§ Given instruction:
Only the lines from the line holding "Transcribe the text in this document." to the last line should be output, each exactly as given.
begin Material
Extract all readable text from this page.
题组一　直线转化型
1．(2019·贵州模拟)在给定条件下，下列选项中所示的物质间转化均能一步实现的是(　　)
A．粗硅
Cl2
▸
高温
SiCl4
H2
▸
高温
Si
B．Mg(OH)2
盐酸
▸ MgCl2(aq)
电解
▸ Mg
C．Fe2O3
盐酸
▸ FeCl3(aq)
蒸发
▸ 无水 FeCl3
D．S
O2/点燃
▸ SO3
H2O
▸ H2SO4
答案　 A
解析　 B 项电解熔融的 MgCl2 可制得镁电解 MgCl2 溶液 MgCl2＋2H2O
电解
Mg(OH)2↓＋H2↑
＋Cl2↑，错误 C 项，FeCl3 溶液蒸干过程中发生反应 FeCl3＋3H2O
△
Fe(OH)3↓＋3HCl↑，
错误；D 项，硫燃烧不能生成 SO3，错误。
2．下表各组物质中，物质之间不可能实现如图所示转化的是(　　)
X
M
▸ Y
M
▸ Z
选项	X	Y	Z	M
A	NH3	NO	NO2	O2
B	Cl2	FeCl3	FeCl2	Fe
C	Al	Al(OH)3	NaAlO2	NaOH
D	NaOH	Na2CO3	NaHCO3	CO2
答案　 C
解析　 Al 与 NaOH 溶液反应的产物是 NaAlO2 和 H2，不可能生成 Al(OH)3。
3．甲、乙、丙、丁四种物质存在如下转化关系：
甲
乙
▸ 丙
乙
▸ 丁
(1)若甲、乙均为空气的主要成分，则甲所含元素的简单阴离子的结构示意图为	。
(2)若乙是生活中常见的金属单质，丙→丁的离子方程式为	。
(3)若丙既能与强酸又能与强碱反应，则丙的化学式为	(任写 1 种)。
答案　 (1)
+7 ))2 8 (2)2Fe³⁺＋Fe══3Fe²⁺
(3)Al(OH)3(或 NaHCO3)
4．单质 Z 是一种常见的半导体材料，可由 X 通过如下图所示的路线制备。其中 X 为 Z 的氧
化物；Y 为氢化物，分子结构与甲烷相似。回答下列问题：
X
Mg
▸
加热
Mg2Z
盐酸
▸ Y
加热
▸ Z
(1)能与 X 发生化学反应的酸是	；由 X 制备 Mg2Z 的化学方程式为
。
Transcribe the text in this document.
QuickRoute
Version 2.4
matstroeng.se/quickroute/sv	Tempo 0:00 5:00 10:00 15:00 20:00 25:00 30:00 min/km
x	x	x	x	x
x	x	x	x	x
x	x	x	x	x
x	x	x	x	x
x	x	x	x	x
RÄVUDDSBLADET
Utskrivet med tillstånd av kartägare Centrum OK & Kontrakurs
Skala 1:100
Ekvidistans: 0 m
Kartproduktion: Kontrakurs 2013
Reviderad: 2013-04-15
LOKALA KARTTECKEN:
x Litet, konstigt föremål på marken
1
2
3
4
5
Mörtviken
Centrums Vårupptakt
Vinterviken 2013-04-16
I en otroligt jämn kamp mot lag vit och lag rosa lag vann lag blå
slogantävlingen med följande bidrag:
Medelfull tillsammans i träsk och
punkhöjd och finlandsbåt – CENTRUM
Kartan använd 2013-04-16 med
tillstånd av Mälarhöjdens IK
end Material
§ Exercise answer:
Transcribe the text in this document.
QuickRoute
Version 2.4
matstroeng.se/quickroute/sv	Tempo 0:00 5:00 10:00 15:00 20:00 25:00 30:00 min/km
x	x	x	x	x
x	x	x	x	x
x	x	x	x	x
x	x	x	x	x
x	x	x	x	x
RÄVUDDSBLADET
Utskrivet med tillstånd av kartägare Centrum OK & Kontrakurs
Skala 1:100
Ekvidistans: 0 m
Kartproduktion: Kontrakurs 2013
Reviderad: 2013-04-15
LOKALA KARTTECKEN:
x Litet, konstigt föremål på marken
1
2
3
4
5
Mörtviken
Centrums Vårupptakt
Vinterviken 2013-04-16
I en otroligt jämn kamp mot lag vit och lag rosa lag vann lag blå
slogantävlingen med följande bidrag:
Medelfull tillsammans i träsk och
punkhöjd och finlandsbåt – CENTRUM
Kartan använd 2013-04-16 med
tillstånd av Mälarhöjdens IK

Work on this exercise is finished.